Job: Set down all of the data exactly as it appears.

Raw records:
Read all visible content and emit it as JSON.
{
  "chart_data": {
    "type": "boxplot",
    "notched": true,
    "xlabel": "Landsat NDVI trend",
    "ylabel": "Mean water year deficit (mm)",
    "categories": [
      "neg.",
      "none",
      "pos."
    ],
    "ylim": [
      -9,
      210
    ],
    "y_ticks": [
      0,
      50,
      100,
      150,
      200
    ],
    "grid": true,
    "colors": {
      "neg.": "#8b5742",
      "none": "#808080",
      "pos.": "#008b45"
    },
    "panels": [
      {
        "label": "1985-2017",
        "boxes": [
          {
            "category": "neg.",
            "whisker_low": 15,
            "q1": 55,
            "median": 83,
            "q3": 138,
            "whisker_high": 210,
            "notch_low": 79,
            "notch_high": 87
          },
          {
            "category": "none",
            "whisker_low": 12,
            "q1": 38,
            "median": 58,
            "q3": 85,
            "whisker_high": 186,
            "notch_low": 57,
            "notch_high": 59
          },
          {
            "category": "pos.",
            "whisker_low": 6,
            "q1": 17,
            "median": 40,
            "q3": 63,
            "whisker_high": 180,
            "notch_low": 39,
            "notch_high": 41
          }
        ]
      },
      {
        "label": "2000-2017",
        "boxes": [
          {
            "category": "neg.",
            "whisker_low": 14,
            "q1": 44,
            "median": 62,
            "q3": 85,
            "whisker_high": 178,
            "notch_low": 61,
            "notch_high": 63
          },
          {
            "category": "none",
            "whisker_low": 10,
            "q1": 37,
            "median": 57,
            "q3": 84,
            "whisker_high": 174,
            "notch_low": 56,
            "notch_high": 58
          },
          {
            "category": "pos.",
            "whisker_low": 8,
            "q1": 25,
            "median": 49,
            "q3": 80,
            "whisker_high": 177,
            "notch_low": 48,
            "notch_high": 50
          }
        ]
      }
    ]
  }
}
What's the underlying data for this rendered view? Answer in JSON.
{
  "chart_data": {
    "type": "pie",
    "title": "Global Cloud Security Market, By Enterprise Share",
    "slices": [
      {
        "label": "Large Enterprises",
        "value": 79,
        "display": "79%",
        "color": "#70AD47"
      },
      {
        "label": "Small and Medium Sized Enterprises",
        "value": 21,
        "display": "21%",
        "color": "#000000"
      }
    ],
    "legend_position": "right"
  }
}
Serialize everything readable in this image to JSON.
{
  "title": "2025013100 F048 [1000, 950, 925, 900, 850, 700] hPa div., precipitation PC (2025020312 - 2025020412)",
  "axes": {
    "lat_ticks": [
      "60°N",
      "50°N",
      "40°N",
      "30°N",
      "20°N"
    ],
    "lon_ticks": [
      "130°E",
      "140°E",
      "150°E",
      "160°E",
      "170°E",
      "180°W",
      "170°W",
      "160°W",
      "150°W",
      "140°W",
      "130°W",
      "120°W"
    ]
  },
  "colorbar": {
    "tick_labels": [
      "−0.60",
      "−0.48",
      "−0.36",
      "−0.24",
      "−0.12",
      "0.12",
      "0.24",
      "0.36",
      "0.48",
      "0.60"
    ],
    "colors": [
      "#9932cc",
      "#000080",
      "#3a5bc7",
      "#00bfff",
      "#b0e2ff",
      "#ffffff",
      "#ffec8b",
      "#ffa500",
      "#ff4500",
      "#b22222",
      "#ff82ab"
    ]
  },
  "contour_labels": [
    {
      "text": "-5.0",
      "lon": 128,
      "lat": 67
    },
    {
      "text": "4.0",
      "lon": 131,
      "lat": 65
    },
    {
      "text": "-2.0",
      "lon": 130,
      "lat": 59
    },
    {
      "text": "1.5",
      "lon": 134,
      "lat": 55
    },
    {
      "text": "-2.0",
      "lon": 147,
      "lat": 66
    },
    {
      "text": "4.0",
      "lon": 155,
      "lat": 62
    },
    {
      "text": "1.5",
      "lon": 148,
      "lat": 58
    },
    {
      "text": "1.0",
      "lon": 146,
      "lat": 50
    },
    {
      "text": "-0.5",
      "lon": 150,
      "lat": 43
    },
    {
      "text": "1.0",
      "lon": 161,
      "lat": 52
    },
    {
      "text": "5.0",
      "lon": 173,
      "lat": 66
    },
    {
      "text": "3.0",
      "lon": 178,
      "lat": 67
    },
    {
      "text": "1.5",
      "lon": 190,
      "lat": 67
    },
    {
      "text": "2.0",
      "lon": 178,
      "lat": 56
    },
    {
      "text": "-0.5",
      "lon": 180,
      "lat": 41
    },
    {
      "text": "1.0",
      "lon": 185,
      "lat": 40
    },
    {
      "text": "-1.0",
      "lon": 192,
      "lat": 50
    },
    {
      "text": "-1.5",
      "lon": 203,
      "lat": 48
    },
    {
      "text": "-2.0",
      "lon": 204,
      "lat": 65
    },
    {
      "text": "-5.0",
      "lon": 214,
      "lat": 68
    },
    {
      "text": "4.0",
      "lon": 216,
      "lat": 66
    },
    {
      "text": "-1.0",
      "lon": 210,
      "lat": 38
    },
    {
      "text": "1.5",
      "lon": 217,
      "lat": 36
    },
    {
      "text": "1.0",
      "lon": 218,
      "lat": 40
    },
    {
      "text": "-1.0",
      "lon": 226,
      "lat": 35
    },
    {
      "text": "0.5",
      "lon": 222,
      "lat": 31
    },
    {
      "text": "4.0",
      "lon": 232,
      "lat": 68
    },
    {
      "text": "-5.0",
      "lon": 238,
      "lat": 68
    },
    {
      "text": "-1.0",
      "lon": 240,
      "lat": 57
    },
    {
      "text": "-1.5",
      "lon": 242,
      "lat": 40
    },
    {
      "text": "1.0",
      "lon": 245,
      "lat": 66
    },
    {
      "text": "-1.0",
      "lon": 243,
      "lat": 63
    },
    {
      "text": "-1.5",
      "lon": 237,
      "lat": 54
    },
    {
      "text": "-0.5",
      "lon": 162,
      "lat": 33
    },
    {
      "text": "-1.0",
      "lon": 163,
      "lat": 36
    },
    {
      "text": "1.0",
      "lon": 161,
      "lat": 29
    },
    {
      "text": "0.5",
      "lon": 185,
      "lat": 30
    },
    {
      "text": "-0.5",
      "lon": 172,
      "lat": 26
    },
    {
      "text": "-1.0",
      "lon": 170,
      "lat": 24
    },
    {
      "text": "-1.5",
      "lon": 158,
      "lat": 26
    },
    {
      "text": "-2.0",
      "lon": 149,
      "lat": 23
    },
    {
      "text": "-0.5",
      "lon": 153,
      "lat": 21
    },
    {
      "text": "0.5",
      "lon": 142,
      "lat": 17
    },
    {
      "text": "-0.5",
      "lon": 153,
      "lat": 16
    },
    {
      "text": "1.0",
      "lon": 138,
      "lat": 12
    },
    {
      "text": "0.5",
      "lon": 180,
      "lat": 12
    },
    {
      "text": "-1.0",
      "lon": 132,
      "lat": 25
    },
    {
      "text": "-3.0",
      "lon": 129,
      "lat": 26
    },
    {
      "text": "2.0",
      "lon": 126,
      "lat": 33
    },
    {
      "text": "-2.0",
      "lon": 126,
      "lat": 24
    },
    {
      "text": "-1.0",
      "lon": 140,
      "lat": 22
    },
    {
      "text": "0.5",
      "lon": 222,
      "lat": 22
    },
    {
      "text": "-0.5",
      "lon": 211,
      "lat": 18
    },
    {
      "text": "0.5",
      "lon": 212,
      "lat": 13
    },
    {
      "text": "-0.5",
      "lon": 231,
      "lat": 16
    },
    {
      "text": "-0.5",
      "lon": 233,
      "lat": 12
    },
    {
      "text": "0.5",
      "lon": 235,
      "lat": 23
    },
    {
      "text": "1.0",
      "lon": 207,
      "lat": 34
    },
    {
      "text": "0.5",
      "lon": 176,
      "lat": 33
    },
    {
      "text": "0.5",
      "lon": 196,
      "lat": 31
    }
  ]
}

Response to the exercise:
Read all visible content and emit it as JSON.
{
  "chart_data": {
    "type": "boxplot",
    "notched": true,
    "xlabel": "Landsat NDVI trend",
    "ylabel": "Mean water year deficit (mm)",
    "categories": [
      "neg.",
      "none",
      "pos."
    ],
    "ylim": [
      -9,
      210
    ],
    "y_ticks": [
      0,
      50,
      100,
      150,
      200
    ],
    "grid": true,
    "colors": {
      "neg.": "#8b5742",
      "none": "#808080",
      "pos.": "#008b45"
    },
    "panels": [
      {
        "label": "1985-2017",
        "boxes": [
          {
            "category": "neg.",
            "whisker_low": 15,
            "q1": 55,
            "median": 83,
            "q3": 138,
            "whisker_high": 210,
            "notch_low": 79,
            "notch_high": 87
          },
          {
            "category": "none",
            "whisker_low": 12,
            "q1": 38,
            "median": 58,
            "q3": 85,
            "whisker_high": 186,
            "notch_low": 57,
            "notch_high": 59
          },
          {
            "category": "pos.",
            "whisker_low": 6,
            "q1": 17,
            "median": 40,
            "q3": 63,
            "whisker_high": 180,
            "notch_low": 39,
            "notch_high": 41
          }
        ]
      },
      {
        "label": "2000-2017",
        "boxes": [
          {
            "category": "neg.",
            "whisker_low": 14,
            "q1": 44,
            "median": 62,
            "q3": 85,
            "whisker_high": 178,
            "notch_low": 61,
            "notch_high": 63
          },
          {
            "category": "none",
            "whisker_low": 10,
            "q1": 37,
            "median": 57,
            "q3": 84,
            "whisker_high": 174,
            "notch_low": 56,
            "notch_high": 58
          },
          {
            "category": "pos.",
            "whisker_low": 8,
            "q1": 25,
            "median": 49,
            "q3": 80,
            "whisker_high": 177,
            "notch_low": 48,
            "notch_high": 50
          }
        ]
      }
    ]
  }
}
What's the underlying data for this rendered view? Answer in JSON.
{
  "chart_data": {
    "type": "pie",
    "title": "Global Cloud Security Market, By Enterprise Share",
    "slices": [
      {
        "label": "Large Enterprises",
        "value": 79,
        "display": "79%",
        "color": "#70AD47"
      },
      {
        "label": "Small and Medium Sized Enterprises",
        "value": 21,
        "display": "21%",
        "color": "#000000"
      }
    ],
    "legend_position": "right"
  }
}
Serialize everything readable in this image to JSON.
{
  "title": "2025013100 F048 [1000, 950, 925, 900, 850, 700] hPa div., precipitation PC (2025020312 - 2025020412)",
  "axes": {
    "lat_ticks": [
      "60°N",
      "50°N",
      "40°N",
      "30°N",
      "20°N"
    ],
    "lon_ticks": [
      "130°E",
      "140°E",
      "150°E",
      "160°E",
      "170°E",
      "180°W",
      "170°W",
      "160°W",
      "150°W",
      "140°W",
      "130°W",
      "120°W"
    ]
  },
  "colorbar": {
    "tick_labels": [
      "−0.60",
      "−0.48",
      "−0.36",
      "−0.24",
      "−0.12",
      "0.12",
      "0.24",
      "0.36",
      "0.48",
      "0.60"
    ],
    "colors": [
      "#9932cc",
      "#000080",
      "#3a5bc7",
      "#00bfff",
      "#b0e2ff",
      "#ffffff",
      "#ffec8b",
      "#ffa500",
      "#ff4500",
      "#b22222",
      "#ff82ab"
    ]
  },
  "contour_labels": [
    {
      "text": "-5.0",
      "lon": 128,
      "lat": 67
    },
    {
      "text": "4.0",
      "lon": 131,
      "lat": 65
    },
    {
      "text": "-2.0",
      "lon": 130,
      "lat": 59
    },
    {
      "text": "1.5",
      "lon": 134,
      "lat": 55
    },
    {
      "text": "-2.0",
      "lon": 147,
      "lat": 66
    },
    {
      "text": "4.0",
      "lon": 155,
      "lat": 62
    },
    {
      "text": "1.5",
      "lon": 148,
      "lat": 58
    },
    {
      "text": "1.0",
      "lon": 146,
      "lat": 50
    },
    {
      "text": "-0.5",
      "lon": 150,
      "lat": 43
    },
    {
      "text": "1.0",
      "lon": 161,
      "lat": 52
    },
    {
      "text": "5.0",
      "lon": 173,
      "lat": 66
    },
    {
      "text": "3.0",
      "lon": 178,
      "lat": 67
    },
    {
      "text": "1.5",
      "lon": 190,
      "lat": 67
    },
    {
      "text": "2.0",
      "lon": 178,
      "lat": 56
    },
    {
      "text": "-0.5",
      "lon": 180,
      "lat": 41
    },
    {
      "text": "1.0",
      "lon": 185,
      "lat": 40
    },
    {
      "text": "-1.0",
      "lon": 192,
      "lat": 50
    },
    {
      "text": "-1.5",
      "lon": 203,
      "lat": 48
    },
    {
      "text": "-2.0",
      "lon": 204,
      "lat": 65
    },
    {
      "text": "-5.0",
      "lon": 214,
      "lat": 68
    },
    {
      "text": "4.0",
      "lon": 216,
      "lat": 66
    },
    {
      "text": "-1.0",
      "lon": 210,
      "lat": 38
    },
    {
      "text": "1.5",
      "lon": 217,
      "lat": 36
    },
    {
      "text": "1.0",
      "lon": 218,
      "lat": 40
    },
    {
      "text": "-1.0",
      "lon": 226,
      "lat": 35
    },
    {
      "text": "0.5",
      "lon": 222,
      "lat": 31
    },
    {
      "text": "4.0",
      "lon": 232,
      "lat": 68
    },
    {
      "text": "-5.0",
      "lon": 238,
      "lat": 68
    },
    {
      "text": "-1.0",
      "lon": 240,
      "lat": 57
    },
    {
      "text": "-1.5",
      "lon": 242,
      "lat": 40
    },
    {
      "text": "1.0",
      "lon": 245,
      "lat": 66
    },
    {
      "text": "-1.0",
      "lon": 243,
      "lat": 63
    },
    {
      "text": "-1.5",
      "lon": 237,
      "lat": 54
    },
    {
      "text": "-0.5",
      "lon": 162,
      "lat": 33
    },
    {
      "text": "-1.0",
      "lon": 163,
      "lat": 36
    },
    {
      "text": "1.0",
      "lon": 161,
      "lat": 29
    },
    {
      "text": "0.5",
      "lon": 185,
      "lat": 30
    },
    {
      "text": "-0.5",
      "lon": 172,
      "lat": 26
    },
    {
      "text": "-1.0",
      "lon": 170,
      "lat": 24
    },
    {
      "text": "-1.5",
      "lon": 158,
      "lat": 26
    },
    {
      "text": "-2.0",
      "lon": 149,
      "lat": 23
    },
    {
      "text": "-0.5",
      "lon": 153,
      "lat": 21
    },
    {
      "text": "0.5",
      "lon": 142,
      "lat": 17
    },
    {
      "text": "-0.5",
      "lon": 153,
      "lat": 16
    },
    {
      "text": "1.0",
      "lon": 138,
      "lat": 12
    },
    {
      "text": "0.5",
      "lon": 180,
      "lat": 12
    },
    {
      "text": "-1.0",
      "lon": 132,
      "lat": 25
    },
    {
      "text": "-3.0",
      "lon": 129,
      "lat": 26
    },
    {
      "text": "2.0",
      "lon": 126,
      "lat": 33
    },
    {
      "text": "-2.0",
      "lon": 126,
      "lat": 24
    },
    {
      "text": "-1.0",
      "lon": 140,
      "lat": 22
    },
    {
      "text": "0.5",
      "lon": 222,
      "lat": 22
    },
    {
      "text": "-0.5",
      "lon": 211,
      "lat": 18
    },
    {
      "text": "0.5",
      "lon": 212,
      "lat": 13
    },
    {
      "text": "-0.5",
      "lon": 231,
      "lat": 16
    },
    {
      "text": "-0.5",
      "lon": 233,
      "lat": 12
    },
    {
      "text": "0.5",
      "lon": 235,
      "lat": 23
    },
    {
      "text": "1.0",
      "lon": 207,
      "lat": 34
    },
    {
      "text": "0.5",
      "lon": 176,
      "lat": 33
    },
    {
      "text": "0.5",
      "lon": 196,
      "lat": 31
    }
  ]
}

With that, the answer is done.